RECORD EXTRACTS
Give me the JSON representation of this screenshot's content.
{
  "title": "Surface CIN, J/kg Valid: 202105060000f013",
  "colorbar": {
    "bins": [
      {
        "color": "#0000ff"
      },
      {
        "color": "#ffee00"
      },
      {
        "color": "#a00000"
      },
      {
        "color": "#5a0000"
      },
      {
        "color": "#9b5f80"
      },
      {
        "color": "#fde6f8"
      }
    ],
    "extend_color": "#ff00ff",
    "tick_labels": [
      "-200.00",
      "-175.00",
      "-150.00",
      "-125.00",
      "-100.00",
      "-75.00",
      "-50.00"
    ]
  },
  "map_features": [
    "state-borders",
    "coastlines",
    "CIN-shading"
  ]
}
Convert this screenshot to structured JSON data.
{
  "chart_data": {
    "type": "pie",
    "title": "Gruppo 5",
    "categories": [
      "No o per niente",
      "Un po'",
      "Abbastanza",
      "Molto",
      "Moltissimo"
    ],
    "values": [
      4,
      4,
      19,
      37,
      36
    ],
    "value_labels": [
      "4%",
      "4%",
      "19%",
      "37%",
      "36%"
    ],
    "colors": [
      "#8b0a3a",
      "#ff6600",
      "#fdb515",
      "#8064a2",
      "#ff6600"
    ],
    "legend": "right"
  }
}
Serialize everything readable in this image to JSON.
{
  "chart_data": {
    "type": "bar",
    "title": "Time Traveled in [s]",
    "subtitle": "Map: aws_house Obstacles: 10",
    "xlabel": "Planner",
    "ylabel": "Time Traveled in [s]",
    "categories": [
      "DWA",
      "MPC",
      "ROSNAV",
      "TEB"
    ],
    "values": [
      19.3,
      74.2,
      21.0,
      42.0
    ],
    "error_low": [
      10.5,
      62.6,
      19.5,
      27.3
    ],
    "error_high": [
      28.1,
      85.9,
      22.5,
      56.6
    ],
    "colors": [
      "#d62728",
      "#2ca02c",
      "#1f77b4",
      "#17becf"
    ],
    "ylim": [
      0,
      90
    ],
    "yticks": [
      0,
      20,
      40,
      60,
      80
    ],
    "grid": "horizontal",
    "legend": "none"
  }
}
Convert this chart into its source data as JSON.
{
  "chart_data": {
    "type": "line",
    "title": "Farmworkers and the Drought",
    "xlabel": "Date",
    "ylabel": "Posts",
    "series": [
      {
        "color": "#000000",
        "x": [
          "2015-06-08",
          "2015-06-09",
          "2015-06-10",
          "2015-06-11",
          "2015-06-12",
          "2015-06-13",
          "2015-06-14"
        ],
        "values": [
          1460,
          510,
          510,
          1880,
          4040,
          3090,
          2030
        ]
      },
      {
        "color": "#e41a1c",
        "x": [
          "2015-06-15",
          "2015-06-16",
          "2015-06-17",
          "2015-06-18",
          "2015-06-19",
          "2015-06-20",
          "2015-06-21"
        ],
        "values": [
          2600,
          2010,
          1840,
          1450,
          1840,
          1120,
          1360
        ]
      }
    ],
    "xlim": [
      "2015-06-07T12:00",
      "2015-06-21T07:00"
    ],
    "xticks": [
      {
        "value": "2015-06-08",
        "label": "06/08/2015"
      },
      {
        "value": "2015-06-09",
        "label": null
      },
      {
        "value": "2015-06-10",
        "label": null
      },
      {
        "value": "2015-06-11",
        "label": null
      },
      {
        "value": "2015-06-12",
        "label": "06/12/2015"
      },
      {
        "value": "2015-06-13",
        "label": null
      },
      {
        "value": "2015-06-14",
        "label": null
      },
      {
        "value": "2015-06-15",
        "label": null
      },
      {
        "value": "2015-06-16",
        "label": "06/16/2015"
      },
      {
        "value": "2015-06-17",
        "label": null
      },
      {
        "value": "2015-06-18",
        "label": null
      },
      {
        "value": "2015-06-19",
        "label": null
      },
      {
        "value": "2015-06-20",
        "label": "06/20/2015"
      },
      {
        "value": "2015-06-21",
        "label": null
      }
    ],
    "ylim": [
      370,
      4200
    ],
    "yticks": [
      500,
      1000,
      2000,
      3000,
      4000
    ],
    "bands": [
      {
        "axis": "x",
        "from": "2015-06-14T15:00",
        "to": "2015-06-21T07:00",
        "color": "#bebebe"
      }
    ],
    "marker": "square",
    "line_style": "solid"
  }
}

EXERCISE DETAILS
Pull out every line holding "this" from the records above, and copy it.

EXERCISE SOLUTION
Give me the JSON representation of this screenshot's content.
Convert this screenshot to structured JSON data.
Serialize everything readable in this image to JSON.
Convert this chart into its source data as JSON.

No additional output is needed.